* [Dataset records]:
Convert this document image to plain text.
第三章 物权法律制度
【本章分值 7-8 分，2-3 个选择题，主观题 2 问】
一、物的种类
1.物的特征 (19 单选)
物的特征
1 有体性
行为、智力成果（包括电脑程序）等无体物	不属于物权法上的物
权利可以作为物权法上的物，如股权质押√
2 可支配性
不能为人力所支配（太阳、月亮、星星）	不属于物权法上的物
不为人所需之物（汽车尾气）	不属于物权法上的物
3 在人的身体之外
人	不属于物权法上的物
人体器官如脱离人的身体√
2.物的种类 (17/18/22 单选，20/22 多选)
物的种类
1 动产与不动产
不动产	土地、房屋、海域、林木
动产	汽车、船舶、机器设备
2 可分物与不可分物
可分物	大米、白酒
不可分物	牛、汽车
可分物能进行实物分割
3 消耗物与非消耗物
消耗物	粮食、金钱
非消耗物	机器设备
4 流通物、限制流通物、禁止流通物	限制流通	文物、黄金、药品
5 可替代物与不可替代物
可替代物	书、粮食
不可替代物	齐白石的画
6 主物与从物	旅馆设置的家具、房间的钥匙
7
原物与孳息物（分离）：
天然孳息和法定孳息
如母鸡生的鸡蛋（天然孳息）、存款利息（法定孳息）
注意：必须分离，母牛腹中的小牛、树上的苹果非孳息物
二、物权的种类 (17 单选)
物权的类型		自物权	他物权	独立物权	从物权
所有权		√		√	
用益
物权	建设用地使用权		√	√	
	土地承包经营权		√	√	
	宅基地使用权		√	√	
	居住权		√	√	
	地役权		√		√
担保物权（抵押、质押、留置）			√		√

* [Written request]:
Give the data again, exactly as it stands.

* [Exercise answer]:
Convert this document image to plain text.
第三章 物权法律制度
【本章分值 7-8 分，2-3 个选择题，主观题 2 问】
一、物的种类
1.物的特征 (19 单选)
物的特征
1 有体性
行为、智力成果（包括电脑程序）等无体物	不属于物权法上的物
权利可以作为物权法上的物，如股权质押√
2 可支配性
不能为人力所支配（太阳、月亮、星星）	不属于物权法上的物
不为人所需之物（汽车尾气）	不属于物权法上的物
3 在人的身体之外
人	不属于物权法上的物
人体器官如脱离人的身体√
2.物的种类 (17/18/22 单选，20/22 多选)
物的种类
1 动产与不动产
不动产	土地、房屋、海域、林木
动产	汽车、船舶、机器设备
2 可分物与不可分物
可分物	大米、白酒
不可分物	牛、汽车
可分物能进行实物分割
3 消耗物与非消耗物
消耗物	粮食、金钱
非消耗物	机器设备
4 流通物、限制流通物、禁止流通物	限制流通	文物、黄金、药品
5 可替代物与不可替代物
可替代物	书、粮食
不可替代物	齐白石的画
6 主物与从物	旅馆设置的家具、房间的钥匙
7
原物与孳息物（分离）：
天然孳息和法定孳息
如母鸡生的鸡蛋（天然孳息）、存款利息（法定孳息）
注意：必须分离，母牛腹中的小牛、树上的苹果非孳息物
二、物权的种类 (17 单选)
物权的类型		自物权	他物权	独立物权	从物权
所有权		√		√	
用益
物权	建设用地使用权		√	√	
	土地承包经营权		√	√	
	宅基地使用权		√	√	
	居住权		√	√	
	地役权		√		√
担保物权（抵押、质押、留置）			√		√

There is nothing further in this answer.